* Description of the task
Gather up all lines that carry the word "Amico".

* Input data
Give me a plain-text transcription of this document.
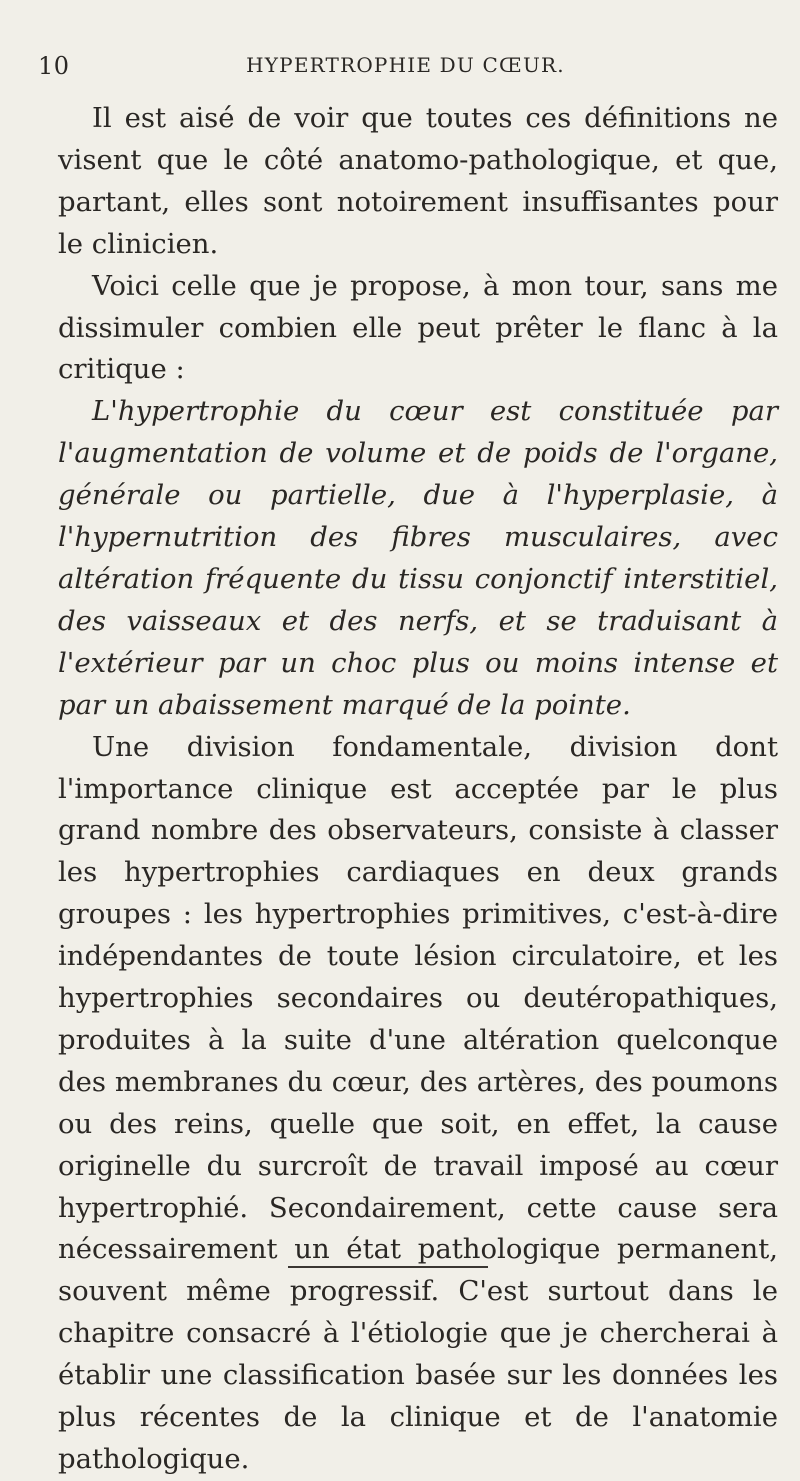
10	HYPERTROPHIE DU CŒUR.

Il est aisé de voir que toutes ces définitions ne visent que le côté anatomo-pathologique, et que, partant, elles sont notoirement insuffisantes pour le clinicien.

Voici celle que je propose, à mon tour, sans me dissimuler combien elle peut prêter le flanc à la critique :

L'hypertrophie du cœur est constituée par l'augmentation de volume et de poids de l'organe, générale ou partielle, due à l'hyperplasie, à l'hypernutrition des fibres musculaires, avec altération fréquente du tissu conjonctif interstitiel, des vaisseaux et des nerfs, et se traduisant à l'extérieur par un choc plus ou moins intense et par un abaissement marqué de la pointe.

Une division fondamentale, division dont l'importance clinique est acceptée par le plus grand nombre des observateurs, consiste à classer les hypertrophies cardiaques en deux grands groupes : les hypertrophies primitives, c'est-à-dire indépendantes de toute lésion circulatoire, et les hypertrophies secondaires ou deutéropathiques, produites à la suite d'une altération quelconque des membranes du cœur, des artères, des poumons ou des reins, quelle que soit, en effet, la cause originelle du surcroît de travail imposé au cœur hypertrophié. Secondairement, cette cause sera nécessairement un état pathologique permanent, souvent même progressif. C'est surtout dans le chapitre consacré à l'étiologie que je chercherai à établir une classification basée sur les données les plus récentes de la clinique et de l'anatomie pathologique.
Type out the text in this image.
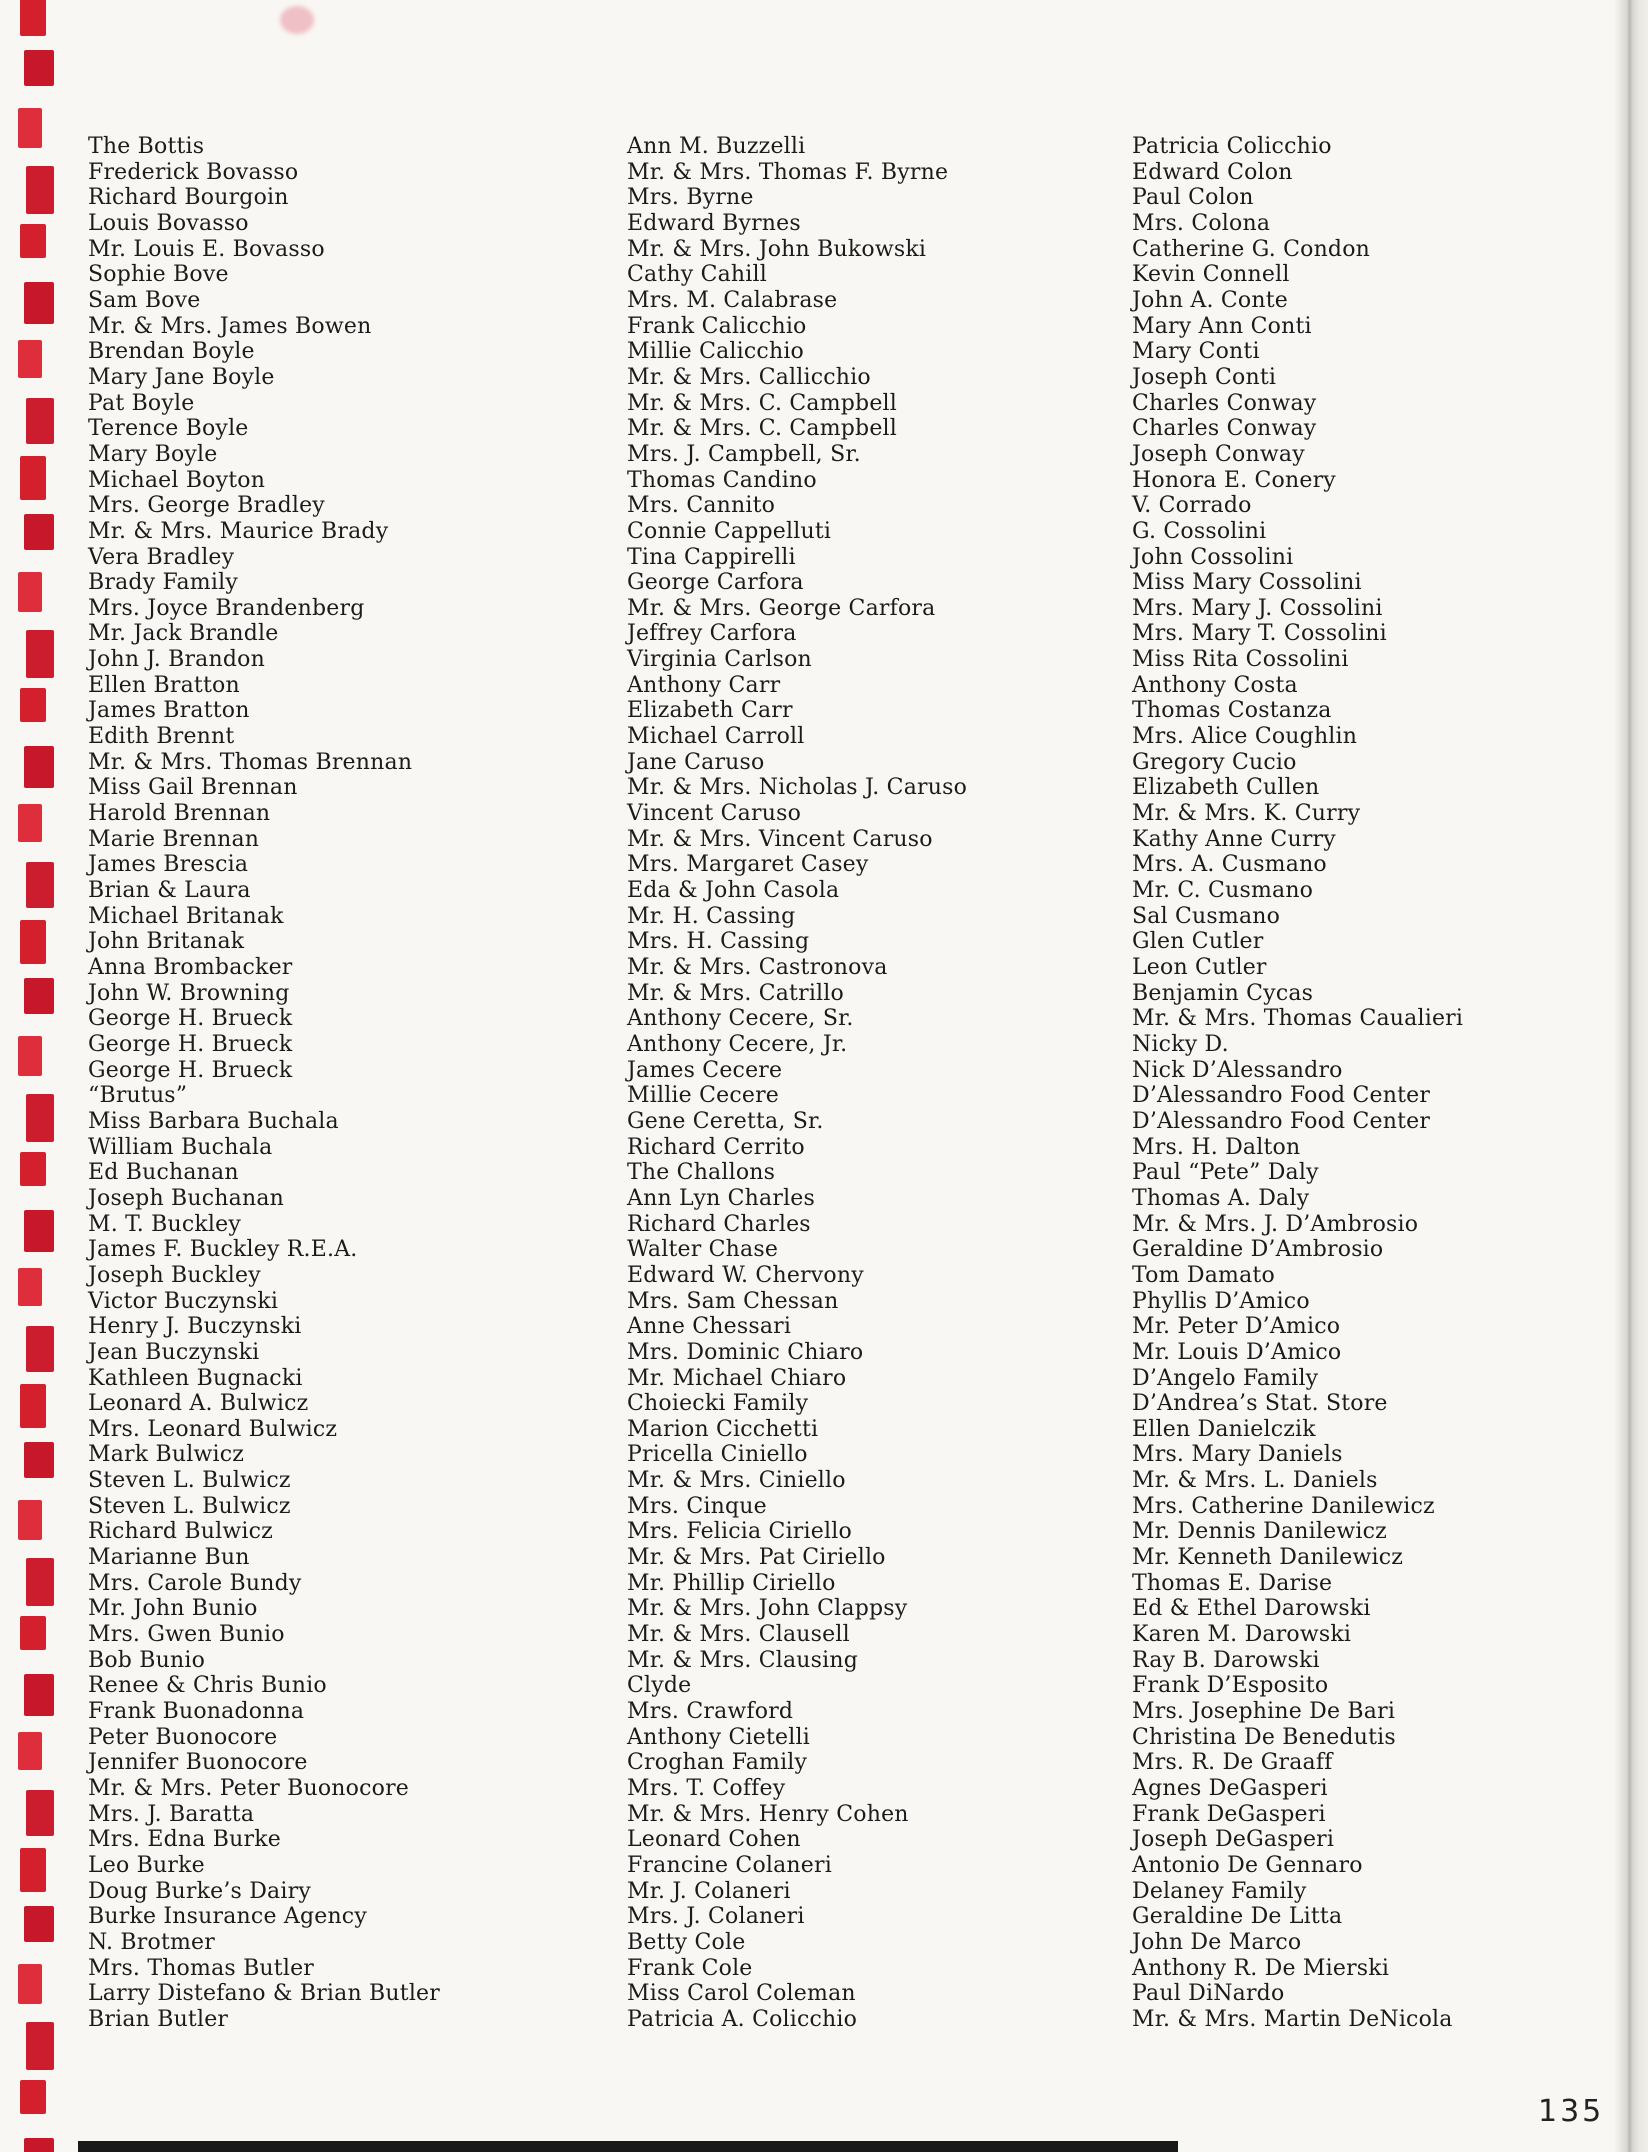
The Bottis
Frederick Bovasso
Richard Bourgoin
Louis Bovasso
Mr. Louis E. Bovasso
Sophie Bove
Sam Bove
Mr. & Mrs. James Bowen
Brendan Boyle
Mary Jane Boyle
Pat Boyle
Terence Boyle
Mary Boyle
Michael Boyton
Mrs. George Bradley
Mr. & Mrs. Maurice Brady
Vera Bradley
Brady Family
Mrs. Joyce Brandenberg
Mr. Jack Brandle
John J. Brandon
Ellen Bratton
James Bratton
Edith Brennt
Mr. & Mrs. Thomas Brennan
Miss Gail Brennan
Harold Brennan
Marie Brennan
James Brescia
Brian & Laura
Michael Britanak
John Britanak
Anna Brombacker
John W. Browning
George H. Brueck
George H. Brueck
George H. Brueck
“Brutus”
Miss Barbara Buchala
William Buchala
Ed Buchanan
Joseph Buchanan
M. T. Buckley
James F. Buckley R.E.A.
Joseph Buckley
Victor Buczynski
Henry J. Buczynski
Jean Buczynski
Kathleen Bugnacki
Leonard A. Bulwicz
Mrs. Leonard Bulwicz
Mark Bulwicz
Steven L. Bulwicz
Steven L. Bulwicz
Richard Bulwicz
Marianne Bun
Mrs. Carole Bundy
Mr. John Bunio
Mrs. Gwen Bunio
Bob Bunio
Renee & Chris Bunio
Frank Buonadonna
Peter Buonocore
Jennifer Buonocore
Mr. & Mrs. Peter Buonocore
Mrs. J. Baratta
Mrs. Edna Burke
Leo Burke
Doug Burke’s Dairy
Burke Insurance Agency
N. Brotmer
Mrs. Thomas Butler
Larry Distefano & Brian Butler
Brian Butler
Ann M. Buzzelli
Mr. & Mrs. Thomas F. Byrne
Mrs. Byrne
Edward Byrnes
Mr. & Mrs. John Bukowski
Cathy Cahill
Mrs. M. Calabrase
Frank Calicchio
Millie Calicchio
Mr. & Mrs. Callicchio
Mr. & Mrs. C. Campbell
Mr. & Mrs. C. Campbell
Mrs. J. Campbell, Sr.
Thomas Candino
Mrs. Cannito
Connie Cappelluti
Tina Cappirelli
George Carfora
Mr. & Mrs. George Carfora
Jeffrey Carfora
Virginia Carlson
Anthony Carr
Elizabeth Carr
Michael Carroll
Jane Caruso
Mr. & Mrs. Nicholas J. Caruso
Vincent Caruso
Mr. & Mrs. Vincent Caruso
Mrs. Margaret Casey
Eda & John Casola
Mr. H. Cassing
Mrs. H. Cassing
Mr. & Mrs. Castronova
Mr. & Mrs. Catrillo
Anthony Cecere, Sr.
Anthony Cecere, Jr.
James Cecere
Millie Cecere
Gene Ceretta, Sr.
Richard Cerrito
The Challons
Ann Lyn Charles
Richard Charles
Walter Chase
Edward W. Chervony
Mrs. Sam Chessan
Anne Chessari
Mrs. Dominic Chiaro
Mr. Michael Chiaro
Choiecki Family
Marion Cicchetti
Pricella Ciniello
Mr. & Mrs. Ciniello
Mrs. Cinque
Mrs. Felicia Ciriello
Mr. & Mrs. Pat Ciriello
Mr. Phillip Ciriello
Mr. & Mrs. John Clappsy
Mr. & Mrs. Clausell
Mr. & Mrs. Clausing
Clyde
Mrs. Crawford
Anthony Cietelli
Croghan Family
Mrs. T. Coffey
Mr. & Mrs. Henry Cohen
Leonard Cohen
Francine Colaneri
Mr. J. Colaneri
Mrs. J. Colaneri
Betty Cole
Frank Cole
Miss Carol Coleman
Patricia A. Colicchio
Patricia Colicchio
Edward Colon
Paul Colon
Mrs. Colona
Catherine G. Condon
Kevin Connell
John A. Conte
Mary Ann Conti
Mary Conti
Joseph Conti
Charles Conway
Charles Conway
Joseph Conway
Honora E. Conery
V. Corrado
G. Cossolini
John Cossolini
Miss Mary Cossolini
Mrs. Mary J. Cossolini
Mrs. Mary T. Cossolini
Miss Rita Cossolini
Anthony Costa
Thomas Costanza
Mrs. Alice Coughlin
Gregory Cucio
Elizabeth Cullen
Mr. & Mrs. K. Curry
Kathy Anne Curry
Mrs. A. Cusmano
Mr. C. Cusmano
Sal Cusmano
Glen Cutler
Leon Cutler
Benjamin Cycas
Mr. & Mrs. Thomas Caualieri
Nicky D.
Nick D’Alessandro
D’Alessandro Food Center
D’Alessandro Food Center
Mrs. H. Dalton
Paul “Pete” Daly
Thomas A. Daly
Mr. & Mrs. J. D’Ambrosio
Geraldine D’Ambrosio
Tom Damato
Phyllis D’Amico
Mr. Peter D’Amico
Mr. Louis D’Amico
D’Angelo Family
D’Andrea’s Stat. Store
Ellen Danielczik
Mrs. Mary Daniels
Mr. & Mrs. L. Daniels
Mrs. Catherine Danilewicz
Mr. Dennis Danilewicz
Mr. Kenneth Danilewicz
Thomas E. Darise
Ed & Ethel Darowski
Karen M. Darowski
Ray B. Darowski
Frank D’Esposito
Mrs. Josephine De Bari
Christina De Benedutis
Mrs. R. De Graaff
Agnes DeGasperi
Frank DeGasperi
Joseph DeGasperi
Antonio De Gennaro
Delaney Family
Geraldine De Litta
John De Marco
Anthony R. De Mierski
Paul DiNardo
Mr. & Mrs. Martin DeNicola
135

* Result for this task
Phyllis D’Amico
Mr. Peter D’Amico
Mr. Louis D’Amico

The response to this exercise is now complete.